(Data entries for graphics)
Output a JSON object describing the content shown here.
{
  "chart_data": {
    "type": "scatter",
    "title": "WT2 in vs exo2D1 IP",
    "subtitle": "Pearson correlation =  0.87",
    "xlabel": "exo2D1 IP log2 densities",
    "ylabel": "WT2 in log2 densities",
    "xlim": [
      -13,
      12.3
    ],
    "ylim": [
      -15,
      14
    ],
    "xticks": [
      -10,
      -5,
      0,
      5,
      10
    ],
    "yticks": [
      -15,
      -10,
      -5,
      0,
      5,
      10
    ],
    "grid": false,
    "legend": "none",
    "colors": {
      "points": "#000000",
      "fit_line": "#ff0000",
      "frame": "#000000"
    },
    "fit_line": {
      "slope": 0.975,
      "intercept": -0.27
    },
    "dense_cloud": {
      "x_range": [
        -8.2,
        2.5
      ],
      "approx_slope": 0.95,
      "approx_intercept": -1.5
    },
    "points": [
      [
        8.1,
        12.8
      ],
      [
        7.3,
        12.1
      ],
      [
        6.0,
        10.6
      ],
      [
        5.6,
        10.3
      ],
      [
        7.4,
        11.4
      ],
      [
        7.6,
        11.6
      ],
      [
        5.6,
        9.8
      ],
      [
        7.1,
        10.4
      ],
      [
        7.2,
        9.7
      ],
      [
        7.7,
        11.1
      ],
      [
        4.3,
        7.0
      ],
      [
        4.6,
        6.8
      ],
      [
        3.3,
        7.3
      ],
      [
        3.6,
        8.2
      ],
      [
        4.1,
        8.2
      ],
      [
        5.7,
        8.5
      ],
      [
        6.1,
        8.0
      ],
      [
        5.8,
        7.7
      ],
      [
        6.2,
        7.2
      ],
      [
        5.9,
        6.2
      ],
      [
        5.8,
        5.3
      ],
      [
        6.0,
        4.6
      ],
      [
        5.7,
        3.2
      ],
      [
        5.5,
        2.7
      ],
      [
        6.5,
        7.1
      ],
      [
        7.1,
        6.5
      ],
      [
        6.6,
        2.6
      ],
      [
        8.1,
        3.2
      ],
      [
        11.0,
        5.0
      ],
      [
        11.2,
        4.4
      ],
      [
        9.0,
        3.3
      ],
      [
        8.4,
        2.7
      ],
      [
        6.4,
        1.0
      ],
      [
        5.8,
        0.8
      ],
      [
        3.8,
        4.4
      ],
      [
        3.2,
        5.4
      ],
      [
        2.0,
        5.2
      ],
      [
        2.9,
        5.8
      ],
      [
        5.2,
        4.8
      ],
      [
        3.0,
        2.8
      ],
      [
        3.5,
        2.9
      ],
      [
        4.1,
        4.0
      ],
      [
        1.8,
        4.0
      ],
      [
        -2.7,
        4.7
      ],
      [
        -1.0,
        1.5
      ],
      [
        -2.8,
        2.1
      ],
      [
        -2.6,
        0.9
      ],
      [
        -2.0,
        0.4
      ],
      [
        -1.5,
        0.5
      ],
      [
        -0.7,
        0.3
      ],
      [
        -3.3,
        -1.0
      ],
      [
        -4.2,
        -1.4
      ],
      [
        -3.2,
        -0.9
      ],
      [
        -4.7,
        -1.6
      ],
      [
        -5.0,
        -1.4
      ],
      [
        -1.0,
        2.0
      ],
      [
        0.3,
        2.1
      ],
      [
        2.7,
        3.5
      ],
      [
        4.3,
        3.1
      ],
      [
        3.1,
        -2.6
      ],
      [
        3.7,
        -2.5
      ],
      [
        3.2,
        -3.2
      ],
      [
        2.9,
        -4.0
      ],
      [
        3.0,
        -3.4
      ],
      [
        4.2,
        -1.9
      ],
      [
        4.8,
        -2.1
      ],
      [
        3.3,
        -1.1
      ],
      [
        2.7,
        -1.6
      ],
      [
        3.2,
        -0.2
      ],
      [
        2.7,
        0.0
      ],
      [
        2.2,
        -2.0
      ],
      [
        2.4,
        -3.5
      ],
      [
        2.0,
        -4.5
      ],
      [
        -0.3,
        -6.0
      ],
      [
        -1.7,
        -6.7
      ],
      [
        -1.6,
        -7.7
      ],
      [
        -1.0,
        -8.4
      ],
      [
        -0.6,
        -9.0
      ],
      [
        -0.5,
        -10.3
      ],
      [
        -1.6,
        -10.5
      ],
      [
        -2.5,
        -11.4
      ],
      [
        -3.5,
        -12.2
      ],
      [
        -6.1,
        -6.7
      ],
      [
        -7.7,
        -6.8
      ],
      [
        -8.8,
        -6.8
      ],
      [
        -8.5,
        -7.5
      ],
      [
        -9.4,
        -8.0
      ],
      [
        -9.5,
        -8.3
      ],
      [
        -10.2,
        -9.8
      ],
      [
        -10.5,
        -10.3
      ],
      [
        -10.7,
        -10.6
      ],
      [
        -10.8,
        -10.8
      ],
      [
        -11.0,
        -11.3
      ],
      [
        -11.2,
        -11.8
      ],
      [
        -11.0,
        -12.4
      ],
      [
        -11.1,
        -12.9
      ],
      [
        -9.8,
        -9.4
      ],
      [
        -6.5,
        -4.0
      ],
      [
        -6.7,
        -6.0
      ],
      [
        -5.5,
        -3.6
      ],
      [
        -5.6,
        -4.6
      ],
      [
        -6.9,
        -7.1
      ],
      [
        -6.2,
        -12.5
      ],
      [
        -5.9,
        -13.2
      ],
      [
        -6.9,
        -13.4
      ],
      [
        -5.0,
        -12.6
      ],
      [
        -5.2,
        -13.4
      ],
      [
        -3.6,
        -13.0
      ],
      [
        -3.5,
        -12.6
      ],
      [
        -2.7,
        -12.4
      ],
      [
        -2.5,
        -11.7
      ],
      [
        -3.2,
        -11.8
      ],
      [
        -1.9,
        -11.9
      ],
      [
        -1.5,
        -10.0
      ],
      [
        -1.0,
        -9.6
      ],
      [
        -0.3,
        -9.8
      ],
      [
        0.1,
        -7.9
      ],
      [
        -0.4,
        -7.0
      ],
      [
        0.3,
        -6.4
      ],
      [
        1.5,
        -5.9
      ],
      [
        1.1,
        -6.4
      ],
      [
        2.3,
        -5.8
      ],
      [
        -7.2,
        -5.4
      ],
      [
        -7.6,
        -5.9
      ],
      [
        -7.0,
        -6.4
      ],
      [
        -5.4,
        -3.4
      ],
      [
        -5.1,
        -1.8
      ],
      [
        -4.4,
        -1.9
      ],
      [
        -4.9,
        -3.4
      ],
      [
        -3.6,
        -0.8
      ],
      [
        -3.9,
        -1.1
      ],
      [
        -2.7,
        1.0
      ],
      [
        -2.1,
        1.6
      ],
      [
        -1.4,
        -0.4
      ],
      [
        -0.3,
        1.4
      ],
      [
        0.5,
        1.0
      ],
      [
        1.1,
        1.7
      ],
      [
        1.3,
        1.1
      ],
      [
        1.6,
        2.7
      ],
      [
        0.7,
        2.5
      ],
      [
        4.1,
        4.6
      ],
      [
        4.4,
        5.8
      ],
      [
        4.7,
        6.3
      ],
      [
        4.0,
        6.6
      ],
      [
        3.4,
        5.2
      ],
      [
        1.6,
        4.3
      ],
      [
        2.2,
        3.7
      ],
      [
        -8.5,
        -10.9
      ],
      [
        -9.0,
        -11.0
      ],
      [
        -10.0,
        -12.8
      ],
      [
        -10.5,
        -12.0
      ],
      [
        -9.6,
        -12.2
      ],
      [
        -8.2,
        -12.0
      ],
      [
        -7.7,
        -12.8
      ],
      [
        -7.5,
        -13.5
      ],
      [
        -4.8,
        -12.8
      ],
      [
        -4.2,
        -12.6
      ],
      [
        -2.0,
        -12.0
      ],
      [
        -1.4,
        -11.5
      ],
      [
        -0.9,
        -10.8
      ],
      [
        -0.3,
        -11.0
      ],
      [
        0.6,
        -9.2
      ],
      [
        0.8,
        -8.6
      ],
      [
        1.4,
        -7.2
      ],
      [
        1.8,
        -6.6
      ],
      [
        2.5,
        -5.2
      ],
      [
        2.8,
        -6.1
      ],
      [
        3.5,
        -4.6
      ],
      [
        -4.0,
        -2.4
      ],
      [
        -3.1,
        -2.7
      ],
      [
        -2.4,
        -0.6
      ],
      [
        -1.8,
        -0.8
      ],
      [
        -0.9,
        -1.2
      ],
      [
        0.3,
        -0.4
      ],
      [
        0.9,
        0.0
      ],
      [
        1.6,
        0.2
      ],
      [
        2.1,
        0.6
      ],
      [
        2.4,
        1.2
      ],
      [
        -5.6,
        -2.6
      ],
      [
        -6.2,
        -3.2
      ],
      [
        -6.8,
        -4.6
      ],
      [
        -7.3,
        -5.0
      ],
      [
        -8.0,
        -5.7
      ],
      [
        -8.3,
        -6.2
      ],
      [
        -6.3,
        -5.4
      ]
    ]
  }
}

THE TASK »
Lines from the records above that hold "densities" are the ones to list.

ANSWER FOR THE TASK »
    "xlabel": "exo2D1 IP log2 densities",
    "ylabel": "WT2 in log2 densities",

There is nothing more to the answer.